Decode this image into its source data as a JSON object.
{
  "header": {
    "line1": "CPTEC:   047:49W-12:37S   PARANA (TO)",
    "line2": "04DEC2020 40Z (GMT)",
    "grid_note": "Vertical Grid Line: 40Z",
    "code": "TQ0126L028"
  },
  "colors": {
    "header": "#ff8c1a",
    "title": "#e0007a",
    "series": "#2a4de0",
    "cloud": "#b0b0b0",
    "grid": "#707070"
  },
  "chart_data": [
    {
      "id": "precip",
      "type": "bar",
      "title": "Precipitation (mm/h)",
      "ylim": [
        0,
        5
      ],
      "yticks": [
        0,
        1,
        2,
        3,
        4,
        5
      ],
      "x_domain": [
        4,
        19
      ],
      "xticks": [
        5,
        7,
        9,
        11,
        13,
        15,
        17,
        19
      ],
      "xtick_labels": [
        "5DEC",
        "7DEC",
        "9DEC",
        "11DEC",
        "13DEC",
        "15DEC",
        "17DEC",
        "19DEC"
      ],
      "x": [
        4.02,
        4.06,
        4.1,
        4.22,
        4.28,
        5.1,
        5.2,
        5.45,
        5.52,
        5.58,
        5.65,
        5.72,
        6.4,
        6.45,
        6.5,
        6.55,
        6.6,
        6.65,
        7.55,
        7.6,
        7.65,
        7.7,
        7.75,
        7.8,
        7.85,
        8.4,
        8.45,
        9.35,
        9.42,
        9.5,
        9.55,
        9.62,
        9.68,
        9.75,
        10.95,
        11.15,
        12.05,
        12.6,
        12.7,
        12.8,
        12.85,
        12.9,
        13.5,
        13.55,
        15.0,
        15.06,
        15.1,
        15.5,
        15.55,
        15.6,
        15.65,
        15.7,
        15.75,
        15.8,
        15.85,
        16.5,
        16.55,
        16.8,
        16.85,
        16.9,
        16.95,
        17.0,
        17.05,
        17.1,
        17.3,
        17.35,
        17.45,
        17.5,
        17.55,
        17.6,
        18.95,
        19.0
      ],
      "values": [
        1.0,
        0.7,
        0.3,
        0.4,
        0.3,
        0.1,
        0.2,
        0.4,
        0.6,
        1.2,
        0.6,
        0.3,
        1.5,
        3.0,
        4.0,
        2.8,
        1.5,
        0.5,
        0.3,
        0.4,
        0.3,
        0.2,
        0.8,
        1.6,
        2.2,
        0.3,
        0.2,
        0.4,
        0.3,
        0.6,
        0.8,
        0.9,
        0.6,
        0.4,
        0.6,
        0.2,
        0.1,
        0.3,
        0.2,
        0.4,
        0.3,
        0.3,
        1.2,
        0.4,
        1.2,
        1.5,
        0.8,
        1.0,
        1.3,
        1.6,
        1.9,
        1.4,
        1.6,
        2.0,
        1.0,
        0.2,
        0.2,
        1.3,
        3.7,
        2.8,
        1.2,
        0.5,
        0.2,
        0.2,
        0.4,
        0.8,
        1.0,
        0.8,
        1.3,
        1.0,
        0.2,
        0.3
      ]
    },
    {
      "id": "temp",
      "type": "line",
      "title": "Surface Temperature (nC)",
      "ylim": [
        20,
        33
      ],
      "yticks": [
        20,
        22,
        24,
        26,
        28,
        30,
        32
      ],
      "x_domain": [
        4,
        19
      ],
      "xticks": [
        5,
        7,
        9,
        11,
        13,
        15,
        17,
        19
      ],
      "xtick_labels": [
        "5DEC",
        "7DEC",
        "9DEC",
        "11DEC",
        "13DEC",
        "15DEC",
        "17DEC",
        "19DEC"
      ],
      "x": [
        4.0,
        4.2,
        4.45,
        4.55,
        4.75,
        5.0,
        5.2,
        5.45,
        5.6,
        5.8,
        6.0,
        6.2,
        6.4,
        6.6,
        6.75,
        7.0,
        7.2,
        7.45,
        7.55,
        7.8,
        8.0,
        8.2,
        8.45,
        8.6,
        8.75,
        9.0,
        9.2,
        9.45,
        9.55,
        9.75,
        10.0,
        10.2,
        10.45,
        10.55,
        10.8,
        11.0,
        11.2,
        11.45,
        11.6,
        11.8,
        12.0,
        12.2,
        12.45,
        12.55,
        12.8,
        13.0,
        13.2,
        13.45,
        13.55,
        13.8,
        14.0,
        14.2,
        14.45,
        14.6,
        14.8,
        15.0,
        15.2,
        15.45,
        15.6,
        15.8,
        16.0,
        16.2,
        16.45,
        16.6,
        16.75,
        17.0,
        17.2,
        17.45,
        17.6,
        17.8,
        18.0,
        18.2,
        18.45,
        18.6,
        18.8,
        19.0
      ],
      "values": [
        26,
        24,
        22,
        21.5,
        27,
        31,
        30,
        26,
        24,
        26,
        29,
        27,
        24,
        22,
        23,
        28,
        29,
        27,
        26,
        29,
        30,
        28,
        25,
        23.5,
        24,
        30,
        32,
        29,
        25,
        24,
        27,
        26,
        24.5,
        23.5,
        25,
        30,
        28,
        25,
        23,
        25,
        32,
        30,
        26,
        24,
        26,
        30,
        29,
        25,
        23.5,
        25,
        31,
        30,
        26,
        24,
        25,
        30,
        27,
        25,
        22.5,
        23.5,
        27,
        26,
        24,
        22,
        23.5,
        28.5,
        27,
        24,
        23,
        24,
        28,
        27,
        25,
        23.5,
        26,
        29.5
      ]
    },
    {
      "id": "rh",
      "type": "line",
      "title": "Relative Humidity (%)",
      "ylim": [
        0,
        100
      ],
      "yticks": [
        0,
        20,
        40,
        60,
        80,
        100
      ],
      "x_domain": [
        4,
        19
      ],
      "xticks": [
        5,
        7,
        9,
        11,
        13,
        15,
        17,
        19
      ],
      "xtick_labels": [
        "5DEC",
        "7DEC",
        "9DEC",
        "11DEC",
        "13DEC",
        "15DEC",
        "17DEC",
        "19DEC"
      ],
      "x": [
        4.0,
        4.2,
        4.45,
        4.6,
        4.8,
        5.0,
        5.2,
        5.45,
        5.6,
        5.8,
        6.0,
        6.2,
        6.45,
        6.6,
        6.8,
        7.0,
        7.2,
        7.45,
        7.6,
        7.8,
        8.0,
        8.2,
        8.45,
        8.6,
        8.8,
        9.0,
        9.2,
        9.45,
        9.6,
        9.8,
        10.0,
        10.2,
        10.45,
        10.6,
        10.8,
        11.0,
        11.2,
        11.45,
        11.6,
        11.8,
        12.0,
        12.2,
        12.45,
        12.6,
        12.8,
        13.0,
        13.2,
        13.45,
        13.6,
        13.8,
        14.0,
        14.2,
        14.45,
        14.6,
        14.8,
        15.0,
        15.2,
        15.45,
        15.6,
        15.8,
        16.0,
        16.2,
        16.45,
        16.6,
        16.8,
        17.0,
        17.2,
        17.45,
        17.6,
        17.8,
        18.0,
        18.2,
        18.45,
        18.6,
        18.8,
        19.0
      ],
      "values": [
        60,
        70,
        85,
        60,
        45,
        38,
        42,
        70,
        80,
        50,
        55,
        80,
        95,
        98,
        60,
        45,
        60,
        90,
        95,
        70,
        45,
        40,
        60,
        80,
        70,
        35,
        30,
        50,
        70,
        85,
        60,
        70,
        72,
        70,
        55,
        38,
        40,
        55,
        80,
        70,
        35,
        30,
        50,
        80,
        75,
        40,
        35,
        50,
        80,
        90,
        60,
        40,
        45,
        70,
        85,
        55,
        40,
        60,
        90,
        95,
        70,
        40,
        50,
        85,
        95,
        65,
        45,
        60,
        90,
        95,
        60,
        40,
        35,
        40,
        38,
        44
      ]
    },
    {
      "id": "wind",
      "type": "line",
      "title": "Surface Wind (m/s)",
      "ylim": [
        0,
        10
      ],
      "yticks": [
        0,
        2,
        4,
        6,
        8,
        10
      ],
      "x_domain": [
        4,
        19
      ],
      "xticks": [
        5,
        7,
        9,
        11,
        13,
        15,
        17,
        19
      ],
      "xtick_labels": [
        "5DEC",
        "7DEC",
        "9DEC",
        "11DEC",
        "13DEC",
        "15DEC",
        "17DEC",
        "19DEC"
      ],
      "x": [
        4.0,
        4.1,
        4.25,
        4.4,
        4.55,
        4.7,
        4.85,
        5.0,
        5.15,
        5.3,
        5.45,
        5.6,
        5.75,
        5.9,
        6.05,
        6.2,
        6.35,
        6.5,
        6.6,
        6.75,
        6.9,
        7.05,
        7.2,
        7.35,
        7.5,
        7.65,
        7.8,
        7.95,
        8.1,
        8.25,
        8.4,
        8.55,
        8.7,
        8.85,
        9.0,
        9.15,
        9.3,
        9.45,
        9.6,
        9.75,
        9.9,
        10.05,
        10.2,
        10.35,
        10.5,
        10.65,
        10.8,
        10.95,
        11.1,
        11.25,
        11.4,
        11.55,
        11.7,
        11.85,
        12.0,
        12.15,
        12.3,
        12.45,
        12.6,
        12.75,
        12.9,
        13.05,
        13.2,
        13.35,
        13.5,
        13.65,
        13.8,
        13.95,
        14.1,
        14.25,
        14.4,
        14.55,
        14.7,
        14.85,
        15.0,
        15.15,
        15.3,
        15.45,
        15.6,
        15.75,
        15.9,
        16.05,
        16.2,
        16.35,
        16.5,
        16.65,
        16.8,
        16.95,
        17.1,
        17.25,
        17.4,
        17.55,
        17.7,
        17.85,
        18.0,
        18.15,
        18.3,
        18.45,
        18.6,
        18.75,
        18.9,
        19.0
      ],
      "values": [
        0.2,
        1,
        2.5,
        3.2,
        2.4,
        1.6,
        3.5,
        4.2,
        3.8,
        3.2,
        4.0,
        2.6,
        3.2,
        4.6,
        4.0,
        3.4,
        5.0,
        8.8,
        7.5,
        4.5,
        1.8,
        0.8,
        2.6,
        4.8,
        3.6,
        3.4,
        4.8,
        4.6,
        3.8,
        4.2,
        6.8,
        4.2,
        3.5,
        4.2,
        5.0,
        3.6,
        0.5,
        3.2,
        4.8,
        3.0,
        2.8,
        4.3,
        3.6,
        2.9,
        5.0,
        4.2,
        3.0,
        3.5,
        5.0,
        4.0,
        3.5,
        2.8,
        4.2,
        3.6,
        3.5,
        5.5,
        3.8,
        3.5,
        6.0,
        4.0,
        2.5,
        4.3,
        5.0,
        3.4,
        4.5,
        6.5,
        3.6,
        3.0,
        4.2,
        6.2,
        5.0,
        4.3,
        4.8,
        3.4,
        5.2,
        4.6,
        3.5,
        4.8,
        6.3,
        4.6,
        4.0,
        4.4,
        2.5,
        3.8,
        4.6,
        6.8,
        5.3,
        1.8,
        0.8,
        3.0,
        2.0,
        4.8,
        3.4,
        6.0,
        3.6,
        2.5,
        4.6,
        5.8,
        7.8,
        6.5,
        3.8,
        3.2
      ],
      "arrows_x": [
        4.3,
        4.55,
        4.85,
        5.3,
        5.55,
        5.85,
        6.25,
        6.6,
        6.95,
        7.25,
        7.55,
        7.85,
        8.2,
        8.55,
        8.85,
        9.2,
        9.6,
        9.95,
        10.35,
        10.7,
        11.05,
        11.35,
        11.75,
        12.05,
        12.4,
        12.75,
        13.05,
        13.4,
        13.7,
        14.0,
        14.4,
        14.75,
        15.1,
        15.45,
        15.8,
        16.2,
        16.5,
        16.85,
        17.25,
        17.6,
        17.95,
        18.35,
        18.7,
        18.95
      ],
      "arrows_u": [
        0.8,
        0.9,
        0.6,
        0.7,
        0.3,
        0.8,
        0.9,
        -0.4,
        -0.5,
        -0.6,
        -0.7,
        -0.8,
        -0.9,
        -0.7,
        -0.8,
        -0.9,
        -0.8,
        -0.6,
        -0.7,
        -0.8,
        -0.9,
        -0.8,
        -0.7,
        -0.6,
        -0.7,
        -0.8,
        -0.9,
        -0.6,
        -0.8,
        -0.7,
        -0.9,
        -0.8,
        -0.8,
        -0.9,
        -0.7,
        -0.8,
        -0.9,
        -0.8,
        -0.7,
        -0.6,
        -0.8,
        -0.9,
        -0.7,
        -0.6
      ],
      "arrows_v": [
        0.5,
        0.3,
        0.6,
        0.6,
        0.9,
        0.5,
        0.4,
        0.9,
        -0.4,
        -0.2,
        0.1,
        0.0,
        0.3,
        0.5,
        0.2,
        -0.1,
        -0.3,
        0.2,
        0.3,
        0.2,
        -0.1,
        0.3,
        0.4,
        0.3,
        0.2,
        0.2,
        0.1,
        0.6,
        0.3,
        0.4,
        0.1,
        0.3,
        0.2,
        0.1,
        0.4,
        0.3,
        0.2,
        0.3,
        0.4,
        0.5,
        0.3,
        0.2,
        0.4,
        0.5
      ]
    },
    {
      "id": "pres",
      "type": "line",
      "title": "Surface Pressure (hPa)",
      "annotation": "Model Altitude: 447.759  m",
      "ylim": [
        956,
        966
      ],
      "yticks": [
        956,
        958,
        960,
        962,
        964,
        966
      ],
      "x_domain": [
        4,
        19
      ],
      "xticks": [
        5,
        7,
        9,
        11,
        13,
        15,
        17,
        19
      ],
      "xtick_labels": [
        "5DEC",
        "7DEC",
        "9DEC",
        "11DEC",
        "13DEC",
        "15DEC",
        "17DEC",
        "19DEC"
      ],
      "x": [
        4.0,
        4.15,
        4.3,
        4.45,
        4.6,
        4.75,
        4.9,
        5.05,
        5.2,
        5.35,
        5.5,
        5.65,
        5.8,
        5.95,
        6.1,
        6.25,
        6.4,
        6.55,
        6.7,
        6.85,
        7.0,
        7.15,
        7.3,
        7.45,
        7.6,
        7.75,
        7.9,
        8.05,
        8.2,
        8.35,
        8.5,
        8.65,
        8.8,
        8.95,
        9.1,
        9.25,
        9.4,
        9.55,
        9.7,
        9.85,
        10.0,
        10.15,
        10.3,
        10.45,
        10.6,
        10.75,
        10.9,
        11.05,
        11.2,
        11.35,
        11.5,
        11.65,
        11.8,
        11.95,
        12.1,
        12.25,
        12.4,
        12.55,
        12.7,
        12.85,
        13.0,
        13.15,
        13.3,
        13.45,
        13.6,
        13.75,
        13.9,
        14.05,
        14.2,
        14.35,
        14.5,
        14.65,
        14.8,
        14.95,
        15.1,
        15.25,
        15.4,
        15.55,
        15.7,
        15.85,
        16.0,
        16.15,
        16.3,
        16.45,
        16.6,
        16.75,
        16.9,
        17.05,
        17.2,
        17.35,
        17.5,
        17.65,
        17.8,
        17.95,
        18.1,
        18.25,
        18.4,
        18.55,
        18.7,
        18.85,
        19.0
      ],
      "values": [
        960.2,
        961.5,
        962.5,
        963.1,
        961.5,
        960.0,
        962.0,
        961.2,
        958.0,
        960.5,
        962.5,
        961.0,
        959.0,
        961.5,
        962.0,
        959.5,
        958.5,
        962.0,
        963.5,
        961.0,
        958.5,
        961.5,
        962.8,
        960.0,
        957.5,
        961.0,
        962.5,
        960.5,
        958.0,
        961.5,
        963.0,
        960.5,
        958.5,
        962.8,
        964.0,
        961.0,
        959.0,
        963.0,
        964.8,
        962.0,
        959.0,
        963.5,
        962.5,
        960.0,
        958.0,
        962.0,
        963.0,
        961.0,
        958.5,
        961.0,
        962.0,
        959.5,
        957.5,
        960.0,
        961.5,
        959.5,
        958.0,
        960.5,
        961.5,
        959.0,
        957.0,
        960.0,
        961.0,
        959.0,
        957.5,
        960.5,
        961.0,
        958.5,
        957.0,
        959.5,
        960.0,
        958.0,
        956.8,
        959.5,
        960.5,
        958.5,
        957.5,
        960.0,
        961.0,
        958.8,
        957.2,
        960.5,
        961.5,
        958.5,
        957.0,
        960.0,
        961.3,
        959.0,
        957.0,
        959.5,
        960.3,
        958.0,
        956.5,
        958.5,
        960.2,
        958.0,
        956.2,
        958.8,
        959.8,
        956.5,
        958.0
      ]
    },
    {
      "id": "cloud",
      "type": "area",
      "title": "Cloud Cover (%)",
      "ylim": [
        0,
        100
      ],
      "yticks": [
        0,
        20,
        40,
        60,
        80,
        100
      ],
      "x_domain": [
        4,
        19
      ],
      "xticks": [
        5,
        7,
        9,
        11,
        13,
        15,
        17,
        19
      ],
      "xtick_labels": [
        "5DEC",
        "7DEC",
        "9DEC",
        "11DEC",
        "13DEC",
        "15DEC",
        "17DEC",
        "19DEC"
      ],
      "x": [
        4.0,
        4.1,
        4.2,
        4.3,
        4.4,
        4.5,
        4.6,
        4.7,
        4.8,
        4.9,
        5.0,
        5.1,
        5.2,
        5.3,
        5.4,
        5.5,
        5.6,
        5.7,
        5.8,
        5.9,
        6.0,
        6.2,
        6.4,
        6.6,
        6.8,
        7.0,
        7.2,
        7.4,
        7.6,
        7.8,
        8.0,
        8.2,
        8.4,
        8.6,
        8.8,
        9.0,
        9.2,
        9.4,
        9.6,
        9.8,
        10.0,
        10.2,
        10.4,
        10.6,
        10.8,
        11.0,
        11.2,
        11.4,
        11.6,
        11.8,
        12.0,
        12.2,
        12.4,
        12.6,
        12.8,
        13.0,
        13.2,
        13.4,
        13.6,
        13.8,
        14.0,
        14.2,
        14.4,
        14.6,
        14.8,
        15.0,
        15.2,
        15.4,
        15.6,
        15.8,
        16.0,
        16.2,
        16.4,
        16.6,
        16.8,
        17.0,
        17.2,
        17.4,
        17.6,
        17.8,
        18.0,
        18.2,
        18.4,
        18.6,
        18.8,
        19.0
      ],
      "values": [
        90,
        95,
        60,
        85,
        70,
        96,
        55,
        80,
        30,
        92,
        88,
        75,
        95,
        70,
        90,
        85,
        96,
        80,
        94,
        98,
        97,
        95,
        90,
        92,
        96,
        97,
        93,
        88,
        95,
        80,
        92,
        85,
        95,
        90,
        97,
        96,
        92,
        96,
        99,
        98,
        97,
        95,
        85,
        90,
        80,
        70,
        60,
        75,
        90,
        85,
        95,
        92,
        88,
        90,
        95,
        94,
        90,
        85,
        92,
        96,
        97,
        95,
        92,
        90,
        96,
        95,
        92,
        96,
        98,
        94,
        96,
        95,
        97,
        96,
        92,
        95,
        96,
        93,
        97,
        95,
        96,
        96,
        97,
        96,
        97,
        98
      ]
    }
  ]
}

+++++

Count how many lines in the data above hold the string "title", and give the number with no other words.

▶ _OUTPUT OF THE EXERCISE_
7